- Stated task:
In the records below, count every line containing "title". Reply with the number only.
═════ Information given
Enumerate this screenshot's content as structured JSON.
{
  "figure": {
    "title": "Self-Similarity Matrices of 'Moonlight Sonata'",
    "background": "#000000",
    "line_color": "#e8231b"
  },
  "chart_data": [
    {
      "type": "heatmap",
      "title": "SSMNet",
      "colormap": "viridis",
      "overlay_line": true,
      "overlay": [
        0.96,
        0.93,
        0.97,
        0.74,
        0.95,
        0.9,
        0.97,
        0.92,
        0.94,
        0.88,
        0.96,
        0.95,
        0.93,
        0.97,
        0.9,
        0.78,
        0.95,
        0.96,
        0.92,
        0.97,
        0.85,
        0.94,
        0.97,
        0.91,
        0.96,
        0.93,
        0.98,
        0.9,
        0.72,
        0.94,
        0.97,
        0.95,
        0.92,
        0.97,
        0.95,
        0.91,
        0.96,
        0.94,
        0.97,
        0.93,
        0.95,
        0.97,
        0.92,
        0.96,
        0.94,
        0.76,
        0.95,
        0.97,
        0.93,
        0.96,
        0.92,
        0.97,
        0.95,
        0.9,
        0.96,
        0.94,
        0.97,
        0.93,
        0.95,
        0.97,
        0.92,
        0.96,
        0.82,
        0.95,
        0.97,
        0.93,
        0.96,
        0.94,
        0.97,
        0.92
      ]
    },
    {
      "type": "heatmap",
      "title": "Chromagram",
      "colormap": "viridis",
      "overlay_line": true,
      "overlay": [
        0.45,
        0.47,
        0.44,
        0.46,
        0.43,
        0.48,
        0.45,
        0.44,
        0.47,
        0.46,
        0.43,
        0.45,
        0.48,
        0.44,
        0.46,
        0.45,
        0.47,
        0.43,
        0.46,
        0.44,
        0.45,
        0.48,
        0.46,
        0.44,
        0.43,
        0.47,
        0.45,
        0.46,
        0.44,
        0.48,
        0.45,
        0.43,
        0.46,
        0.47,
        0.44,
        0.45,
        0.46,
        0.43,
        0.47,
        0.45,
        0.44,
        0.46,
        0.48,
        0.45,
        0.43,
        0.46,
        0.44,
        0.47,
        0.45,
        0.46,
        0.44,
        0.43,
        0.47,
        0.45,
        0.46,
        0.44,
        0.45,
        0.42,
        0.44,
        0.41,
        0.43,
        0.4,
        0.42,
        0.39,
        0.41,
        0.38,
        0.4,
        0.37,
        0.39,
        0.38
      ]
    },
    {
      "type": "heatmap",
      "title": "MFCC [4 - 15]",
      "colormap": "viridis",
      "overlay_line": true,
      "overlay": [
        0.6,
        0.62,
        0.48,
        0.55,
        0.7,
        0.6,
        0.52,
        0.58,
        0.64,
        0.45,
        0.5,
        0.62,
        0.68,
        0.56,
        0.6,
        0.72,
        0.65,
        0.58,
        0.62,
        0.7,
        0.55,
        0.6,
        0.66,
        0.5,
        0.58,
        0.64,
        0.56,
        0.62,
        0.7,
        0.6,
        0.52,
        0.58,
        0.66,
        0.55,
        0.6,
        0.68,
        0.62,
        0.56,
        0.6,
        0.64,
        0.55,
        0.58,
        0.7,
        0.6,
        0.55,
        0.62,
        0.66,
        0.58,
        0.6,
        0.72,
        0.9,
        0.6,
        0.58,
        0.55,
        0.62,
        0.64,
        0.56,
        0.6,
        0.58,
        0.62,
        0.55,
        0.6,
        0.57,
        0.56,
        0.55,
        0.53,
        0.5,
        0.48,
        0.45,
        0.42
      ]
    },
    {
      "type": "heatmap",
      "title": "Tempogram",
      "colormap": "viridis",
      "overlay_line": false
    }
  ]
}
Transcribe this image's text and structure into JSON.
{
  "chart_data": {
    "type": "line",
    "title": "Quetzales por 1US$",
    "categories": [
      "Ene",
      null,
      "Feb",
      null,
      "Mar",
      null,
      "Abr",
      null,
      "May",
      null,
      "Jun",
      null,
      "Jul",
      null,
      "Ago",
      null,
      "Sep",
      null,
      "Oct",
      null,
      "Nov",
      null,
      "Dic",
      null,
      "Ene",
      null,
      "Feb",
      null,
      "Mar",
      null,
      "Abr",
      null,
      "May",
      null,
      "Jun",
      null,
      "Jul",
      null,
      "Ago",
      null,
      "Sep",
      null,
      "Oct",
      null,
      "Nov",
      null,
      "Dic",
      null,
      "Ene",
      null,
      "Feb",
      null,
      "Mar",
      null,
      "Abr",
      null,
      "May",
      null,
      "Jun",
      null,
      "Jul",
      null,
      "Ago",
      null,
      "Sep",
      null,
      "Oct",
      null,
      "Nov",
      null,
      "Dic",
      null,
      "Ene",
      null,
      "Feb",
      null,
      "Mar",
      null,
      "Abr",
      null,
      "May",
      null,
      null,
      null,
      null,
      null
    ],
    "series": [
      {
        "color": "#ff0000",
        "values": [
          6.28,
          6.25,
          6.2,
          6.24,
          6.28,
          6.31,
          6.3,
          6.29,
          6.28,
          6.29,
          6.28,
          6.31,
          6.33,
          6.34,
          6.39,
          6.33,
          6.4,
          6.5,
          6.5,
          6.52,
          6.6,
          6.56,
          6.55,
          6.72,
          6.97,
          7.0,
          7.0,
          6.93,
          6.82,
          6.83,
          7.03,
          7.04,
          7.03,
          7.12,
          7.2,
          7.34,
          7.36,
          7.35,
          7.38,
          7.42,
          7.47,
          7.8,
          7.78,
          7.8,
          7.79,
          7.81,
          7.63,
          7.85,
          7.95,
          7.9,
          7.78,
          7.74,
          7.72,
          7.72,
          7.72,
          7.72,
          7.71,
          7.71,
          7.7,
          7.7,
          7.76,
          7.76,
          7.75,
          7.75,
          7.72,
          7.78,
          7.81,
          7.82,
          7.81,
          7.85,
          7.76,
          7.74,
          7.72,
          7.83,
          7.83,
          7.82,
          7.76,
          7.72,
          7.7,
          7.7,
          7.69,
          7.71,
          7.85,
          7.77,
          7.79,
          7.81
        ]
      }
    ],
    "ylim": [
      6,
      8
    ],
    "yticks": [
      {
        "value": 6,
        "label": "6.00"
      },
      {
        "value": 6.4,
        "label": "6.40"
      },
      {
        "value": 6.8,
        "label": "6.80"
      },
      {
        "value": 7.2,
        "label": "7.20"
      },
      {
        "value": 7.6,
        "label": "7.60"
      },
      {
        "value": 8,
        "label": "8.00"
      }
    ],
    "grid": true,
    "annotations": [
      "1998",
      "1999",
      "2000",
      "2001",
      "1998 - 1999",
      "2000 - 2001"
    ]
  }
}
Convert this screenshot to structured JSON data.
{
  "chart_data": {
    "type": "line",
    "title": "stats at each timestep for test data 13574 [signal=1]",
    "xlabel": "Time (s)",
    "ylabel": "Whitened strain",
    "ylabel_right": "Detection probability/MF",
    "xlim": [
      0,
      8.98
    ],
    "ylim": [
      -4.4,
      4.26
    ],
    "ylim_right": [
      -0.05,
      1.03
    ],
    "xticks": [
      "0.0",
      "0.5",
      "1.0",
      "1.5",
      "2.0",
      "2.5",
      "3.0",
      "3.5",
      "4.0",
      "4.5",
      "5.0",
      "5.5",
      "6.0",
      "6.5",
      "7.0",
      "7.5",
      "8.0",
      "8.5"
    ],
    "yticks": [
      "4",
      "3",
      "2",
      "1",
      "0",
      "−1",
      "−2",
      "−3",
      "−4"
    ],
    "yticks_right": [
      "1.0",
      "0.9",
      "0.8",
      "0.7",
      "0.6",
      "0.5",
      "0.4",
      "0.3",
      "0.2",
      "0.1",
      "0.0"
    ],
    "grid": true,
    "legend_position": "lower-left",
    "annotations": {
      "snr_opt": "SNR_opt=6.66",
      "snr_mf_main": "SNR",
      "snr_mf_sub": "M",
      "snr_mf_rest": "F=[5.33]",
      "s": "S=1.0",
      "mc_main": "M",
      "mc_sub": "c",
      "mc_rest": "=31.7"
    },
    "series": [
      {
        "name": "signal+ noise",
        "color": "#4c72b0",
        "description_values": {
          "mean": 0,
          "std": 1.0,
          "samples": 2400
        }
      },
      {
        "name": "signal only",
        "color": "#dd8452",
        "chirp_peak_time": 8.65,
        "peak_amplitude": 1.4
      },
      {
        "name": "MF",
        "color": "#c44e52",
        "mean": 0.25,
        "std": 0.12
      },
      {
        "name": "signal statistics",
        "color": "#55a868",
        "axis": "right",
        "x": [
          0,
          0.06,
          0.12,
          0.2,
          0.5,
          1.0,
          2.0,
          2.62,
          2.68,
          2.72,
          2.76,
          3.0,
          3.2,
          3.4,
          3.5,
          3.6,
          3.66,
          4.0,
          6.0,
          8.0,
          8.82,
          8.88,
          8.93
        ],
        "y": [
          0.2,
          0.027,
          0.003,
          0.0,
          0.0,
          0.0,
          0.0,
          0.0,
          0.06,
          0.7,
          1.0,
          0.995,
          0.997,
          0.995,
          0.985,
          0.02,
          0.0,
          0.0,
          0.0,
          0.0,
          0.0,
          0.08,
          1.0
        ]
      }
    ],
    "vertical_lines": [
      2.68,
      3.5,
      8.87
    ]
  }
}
══════════
- Solution below:
7